Weike Zhao, Chaoyi Wu, Yanjie Fan, Xiaoman Zhang, Pengcheng Qiu, Yuze Sun, Xiao Zhou, Yanfeng Wang, Xin Sun, Ya Zhang, Yongguo Yu, Kun Sun, Weidi Xie

Outline

DeepRare is a rare disease diagnosis agent system based on a large-scale language model (LLM). It processes diverse clinical input data to rank-order diagnostic hypotheses for rare diseases and transparently displays the reasoning process for each hypothesis. It consists of a central host with a long-term memory module and a specialized agent server that integrates over 40 specialized tools and cutting-edge medical knowledge sources. Its modular and scalable design enables it to perform complex diagnostic inference while maintaining traceability and adaptability. Evaluation results using eight datasets demonstrated 100% accuracy for 1,013 of 2,919 diseases, outperforming 15 other methods (existing bioinformatics diagnostic tools, LLMs, and other agent systems). Notably, its Recall@1 score averaged 57.18%, 23.79 percentage points higher than the second-best method (Reasoning LLM). In a multimodal input scenario, the Recall@1 score was 70.60%, which was higher than that of Exomiser (53.20%), and manual validation of the inference process by clinical experts showed a 95.40% agreement rate. It was implemented as a user-friendly web application (http://raredx.cn/doctor) .

Takeaways, Limitations

Takeaways:
Demonstrating excellent performance of LLM-based rare disease diagnosis system.
Achieved improved accuracy and Recall@1 scores compared to existing methods.
Possibility of processing diverse clinical data (multimodal).
Provides a transparent and traceable diagnostic reasoning process.
Implemented as a user-friendly web application.
Limitations:
Further review of the size and diversity of the evaluation dataset is needed.
Further research is needed to determine generalizability to real-world clinical settings.
Further research is needed on error analysis and improvement measures.
The need for continuous improvement in the accessibility and usability of web applications.

-------

- _Tasks to perform_:
A - Retype the DeepRare summary, starting with "Possibility of processing" and going on through "dataset is needed.".
B - Answer each question from the DeepRare summary, marking your answers to match.
(i) How many specialized tools does the agent server integrate?
(ii) What Recall@1 score did Exomiser reach in the multimodal input scenario?
(iii) What limitation concerning web applications is listed?

- _Supplied data_:

-------

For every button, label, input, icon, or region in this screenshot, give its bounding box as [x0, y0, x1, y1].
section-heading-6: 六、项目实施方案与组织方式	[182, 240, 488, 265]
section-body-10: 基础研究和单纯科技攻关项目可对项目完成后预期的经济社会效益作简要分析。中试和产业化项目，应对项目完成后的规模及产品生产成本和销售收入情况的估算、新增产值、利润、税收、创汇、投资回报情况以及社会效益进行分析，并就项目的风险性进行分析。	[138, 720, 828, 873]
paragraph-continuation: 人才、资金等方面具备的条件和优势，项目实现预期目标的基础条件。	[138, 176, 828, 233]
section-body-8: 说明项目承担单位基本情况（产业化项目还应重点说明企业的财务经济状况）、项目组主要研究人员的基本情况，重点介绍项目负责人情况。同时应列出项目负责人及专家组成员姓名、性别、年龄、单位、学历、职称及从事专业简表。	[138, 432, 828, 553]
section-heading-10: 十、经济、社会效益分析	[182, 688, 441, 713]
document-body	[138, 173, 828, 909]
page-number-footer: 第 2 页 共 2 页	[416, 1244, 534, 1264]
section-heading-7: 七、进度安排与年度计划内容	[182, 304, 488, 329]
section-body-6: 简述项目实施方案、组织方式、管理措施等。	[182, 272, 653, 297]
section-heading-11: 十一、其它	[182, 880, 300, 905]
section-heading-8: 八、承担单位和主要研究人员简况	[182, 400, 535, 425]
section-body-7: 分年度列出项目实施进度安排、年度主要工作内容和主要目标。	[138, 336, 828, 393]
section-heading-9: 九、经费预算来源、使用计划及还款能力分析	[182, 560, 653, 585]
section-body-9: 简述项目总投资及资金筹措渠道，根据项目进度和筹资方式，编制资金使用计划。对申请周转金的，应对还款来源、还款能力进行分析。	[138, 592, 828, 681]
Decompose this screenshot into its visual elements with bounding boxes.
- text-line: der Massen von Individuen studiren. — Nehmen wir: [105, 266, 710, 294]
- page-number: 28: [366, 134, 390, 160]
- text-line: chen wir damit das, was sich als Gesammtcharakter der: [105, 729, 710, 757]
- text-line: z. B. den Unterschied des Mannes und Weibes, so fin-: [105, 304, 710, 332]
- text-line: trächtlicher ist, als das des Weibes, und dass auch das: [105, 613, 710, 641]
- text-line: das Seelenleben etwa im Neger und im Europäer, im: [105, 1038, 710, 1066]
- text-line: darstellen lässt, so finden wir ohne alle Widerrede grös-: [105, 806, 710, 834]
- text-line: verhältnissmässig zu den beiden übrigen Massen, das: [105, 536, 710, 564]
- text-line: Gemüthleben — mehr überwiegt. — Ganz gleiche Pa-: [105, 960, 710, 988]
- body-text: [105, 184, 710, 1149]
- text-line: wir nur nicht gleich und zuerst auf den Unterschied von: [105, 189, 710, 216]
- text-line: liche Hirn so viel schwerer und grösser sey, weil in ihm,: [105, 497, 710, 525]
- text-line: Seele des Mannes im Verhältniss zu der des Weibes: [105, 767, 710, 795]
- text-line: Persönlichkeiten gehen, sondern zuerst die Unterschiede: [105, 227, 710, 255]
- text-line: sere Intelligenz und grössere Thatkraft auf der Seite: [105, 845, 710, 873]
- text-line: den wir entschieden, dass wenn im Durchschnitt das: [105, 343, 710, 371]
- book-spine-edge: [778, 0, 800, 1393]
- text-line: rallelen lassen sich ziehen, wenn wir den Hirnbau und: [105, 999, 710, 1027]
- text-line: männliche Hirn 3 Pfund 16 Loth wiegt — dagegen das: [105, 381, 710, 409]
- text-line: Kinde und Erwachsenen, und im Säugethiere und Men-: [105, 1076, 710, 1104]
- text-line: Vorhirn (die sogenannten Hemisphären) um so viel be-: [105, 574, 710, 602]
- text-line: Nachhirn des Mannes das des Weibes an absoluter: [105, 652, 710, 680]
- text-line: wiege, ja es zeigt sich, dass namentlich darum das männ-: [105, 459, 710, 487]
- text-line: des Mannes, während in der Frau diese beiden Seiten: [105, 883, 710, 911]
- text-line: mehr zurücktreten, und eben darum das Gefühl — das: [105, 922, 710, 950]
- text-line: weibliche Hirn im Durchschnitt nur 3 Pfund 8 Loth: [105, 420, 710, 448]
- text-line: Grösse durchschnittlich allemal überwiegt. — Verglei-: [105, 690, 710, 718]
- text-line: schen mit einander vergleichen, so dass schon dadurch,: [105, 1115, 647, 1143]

-------

- _Answers below_:
A -
Possibility of processing diverse clinical data (multimodal).
Provides a transparent and traceable diagnostic reasoning process.
Implemented as a user-friendly web application.
Limitations:
Further review of the size and diversity of the evaluation dataset is needed.

B -
(i) Over 40.
(ii) 53.20%.
(iii) The need for continuous improvement in the accessibility and usability of web applications.